Requirement: Carry none of the pictures over; set down the material below exactly.

(Collected data)
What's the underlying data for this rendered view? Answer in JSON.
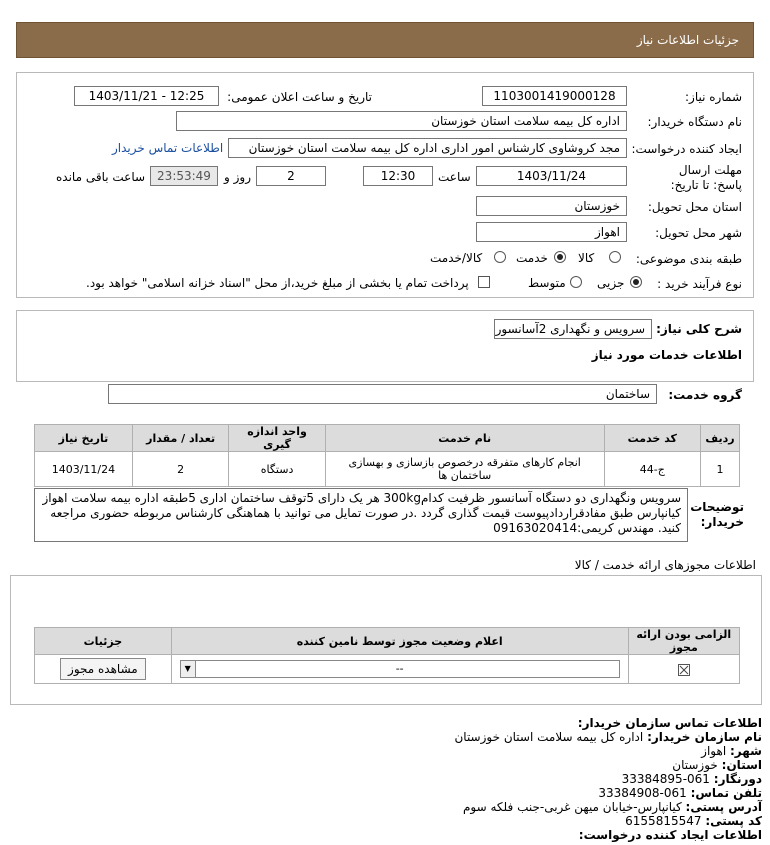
{
  "header": {
    "title": "جزئیات اطلاعات نیاز"
  },
  "need": {
    "need_number_label": "شماره نیاز:",
    "need_number": "1103001419000128",
    "announce_label": "تاریخ و ساعت اعلان عمومی:",
    "announce_value": "1403/11/21 - 12:25",
    "buyer_org_label": "نام دستگاه خریدار:",
    "buyer_org": "اداره کل بیمه سلامت استان خوزستان",
    "creator_label": "ایجاد کننده درخواست:",
    "creator": "مجد کروشاوی کارشناس امور اداری اداره کل بیمه سلامت استان خوزستان",
    "contact_link": "اطلاعات تماس خریدار",
    "deadline_label": "مهلت ارسال پاسخ: تا تاریخ:",
    "deadline_date": "1403/11/24",
    "time_label": "ساعت",
    "deadline_time": "12:30",
    "days_value": "2",
    "days_label": "روز و",
    "remaining_time": "23:53:49",
    "remaining_label": "ساعت باقی مانده",
    "province_label": "استان محل تحویل:",
    "province": "خوزستان",
    "city_label": "شهر محل تحویل:",
    "city": "اهواز",
    "category_label": "طبقه بندی موضوعی:",
    "category_options": [
      "کالا",
      "خدمت",
      "کالا/خدمت"
    ],
    "category_selected": "خدمت",
    "process_label": "نوع فرآیند خرید :",
    "process_options": [
      "جزیی",
      "متوسط"
    ],
    "process_selected": "جزیی",
    "payment_note": "پرداخت تمام یا بخشی از مبلغ خرید،از محل \"اسناد خزانه اسلامی\" خواهد بود."
  },
  "summary": {
    "label": "شرح کلی نیاز:",
    "value": "سرویس و نگهداری 2آسانسور",
    "services_title": "اطلاعات خدمات مورد نیاز",
    "group_label": "گروه خدمت:",
    "group_value": "ساختمان"
  },
  "services_table": {
    "headers": [
      "ردیف",
      "کد خدمت",
      "نام خدمت",
      "واحد اندازه گیری",
      "تعداد / مقدار",
      "تاریخ نیاز"
    ],
    "rows": [
      {
        "row": "1",
        "code": "ج-44",
        "name": "انجام کارهای متفرقه درخصوص بازسازی و بهسازی ساختمان ها",
        "unit": "دستگاه",
        "qty": "2",
        "date": "1403/11/24"
      }
    ]
  },
  "buyer_desc": {
    "label": "توضیحات خریدار:",
    "text": "سرویس ونگهداری دو دستگاه آسانسور ظرفیت کدام300kg هر یک دارای 5توقف ساختمان اداری 5طبقه اداره بیمه سلامت اهواز کیانپارس طبق مفادقراردادپیوست قیمت گذاری گردد .در صورت تمایل می توانید با هماهنگی کارشناس مربوطه حضوری مراجعه کنید. مهندس کریمی:09163020414"
  },
  "permits": {
    "title": "اطلاعات مجوزهای ارائه خدمت / کالا",
    "headers": [
      "الزامی بودن ارائه مجوز",
      "اعلام وضعیت مجوز توسط نامین کننده",
      "جزئیات"
    ],
    "select_value": "--",
    "view_button": "مشاهده مجوز"
  },
  "contact": {
    "title": "اطلاعات تماس سازمان خریدار:",
    "org_label": "نام سازمان خریدار:",
    "org": "اداره کل بیمه سلامت استان خوزستان",
    "city_label": "شهر:",
    "city": "اهواز",
    "province_label": "استان:",
    "province": "خوزستان",
    "fax_label": "دورنگار:",
    "fax": "061-33384895",
    "phone_label": "تلفن تماس:",
    "phone": "061-33384908",
    "address_label": "آدرس پستی:",
    "address": "کیانپارس-خیابان میهن غربی-جنب فلکه سوم",
    "postal_label": "کد پستی:",
    "postal": "6155815547",
    "creator_title": "اطلاعات ایجاد کننده درخواست:"
  },
  "colors": {
    "header_bg": "#8b6c4a",
    "link": "#1a4fa0",
    "table_header_bg": "#dcdcdc"
  }
}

The response:
What's the underlying data for this rendered view? Answer in JSON.
{
  "header": {
    "title": "جزئیات اطلاعات نیاز"
  },
  "need": {
    "need_number_label": "شماره نیاز:",
    "need_number": "1103001419000128",
    "announce_label": "تاریخ و ساعت اعلان عمومی:",
    "announce_value": "1403/11/21 - 12:25",
    "buyer_org_label": "نام دستگاه خریدار:",
    "buyer_org": "اداره کل بیمه سلامت استان خوزستان",
    "creator_label": "ایجاد کننده درخواست:",
    "creator": "مجد کروشاوی کارشناس امور اداری اداره کل بیمه سلامت استان خوزستان",
    "contact_link": "اطلاعات تماس خریدار",
    "deadline_label": "مهلت ارسال پاسخ: تا تاریخ:",
    "deadline_date": "1403/11/24",
    "time_label": "ساعت",
    "deadline_time": "12:30",
    "days_value": "2",
    "days_label": "روز و",
    "remaining_time": "23:53:49",
    "remaining_label": "ساعت باقی مانده",
    "province_label": "استان محل تحویل:",
    "province": "خوزستان",
    "city_label": "شهر محل تحویل:",
    "city": "اهواز",
    "category_label": "طبقه بندی موضوعی:",
    "category_options": [
      "کالا",
      "خدمت",
      "کالا/خدمت"
    ],
    "category_selected": "خدمت",
    "process_label": "نوع فرآیند خرید :",
    "process_options": [
      "جزیی",
      "متوسط"
    ],
    "process_selected": "جزیی",
    "payment_note": "پرداخت تمام یا بخشی از مبلغ خرید،از محل \"اسناد خزانه اسلامی\" خواهد بود."
  },
  "summary": {
    "label": "شرح کلی نیاز:",
    "value": "سرویس و نگهداری 2آسانسور",
    "services_title": "اطلاعات خدمات مورد نیاز",
    "group_label": "گروه خدمت:",
    "group_value": "ساختمان"
  },
  "services_table": {
    "headers": [
      "ردیف",
      "کد خدمت",
      "نام خدمت",
      "واحد اندازه گیری",
      "تعداد / مقدار",
      "تاریخ نیاز"
    ],
    "rows": [
      {
        "row": "1",
        "code": "ج-44",
        "name": "انجام کارهای متفرقه درخصوص بازسازی و بهسازی ساختمان ها",
        "unit": "دستگاه",
        "qty": "2",
        "date": "1403/11/24"
      }
    ]
  },
  "buyer_desc": {
    "label": "توضیحات خریدار:",
    "text": "سرویس ونگهداری دو دستگاه آسانسور ظرفیت کدام300kg هر یک دارای 5توقف ساختمان اداری 5طبقه اداره بیمه سلامت اهواز کیانپارس طبق مفادقراردادپیوست قیمت گذاری گردد .در صورت تمایل می توانید با هماهنگی کارشناس مربوطه حضوری مراجعه کنید. مهندس کریمی:09163020414"
  },
  "permits": {
    "title": "اطلاعات مجوزهای ارائه خدمت / کالا",
    "headers": [
      "الزامی بودن ارائه مجوز",
      "اعلام وضعیت مجوز توسط نامین کننده",
      "جزئیات"
    ],
    "select_value": "--",
    "view_button": "مشاهده مجوز"
  },
  "contact": {
    "title": "اطلاعات تماس سازمان خریدار:",
    "org_label": "نام سازمان خریدار:",
    "org": "اداره کل بیمه سلامت استان خوزستان",
    "city_label": "شهر:",
    "city": "اهواز",
    "province_label": "استان:",
    "province": "خوزستان",
    "fax_label": "دورنگار:",
    "fax": "061-33384895",
    "phone_label": "تلفن تماس:",
    "phone": "061-33384908",
    "address_label": "آدرس پستی:",
    "address": "کیانپارس-خیابان میهن غربی-جنب فلکه سوم",
    "postal_label": "کد پستی:",
    "postal": "6155815547",
    "creator_title": "اطلاعات ایجاد کننده درخواست:"
  },
  "colors": {
    "header_bg": "#8b6c4a",
    "link": "#1a4fa0",
    "table_header_bg": "#dcdcdc"
  }
}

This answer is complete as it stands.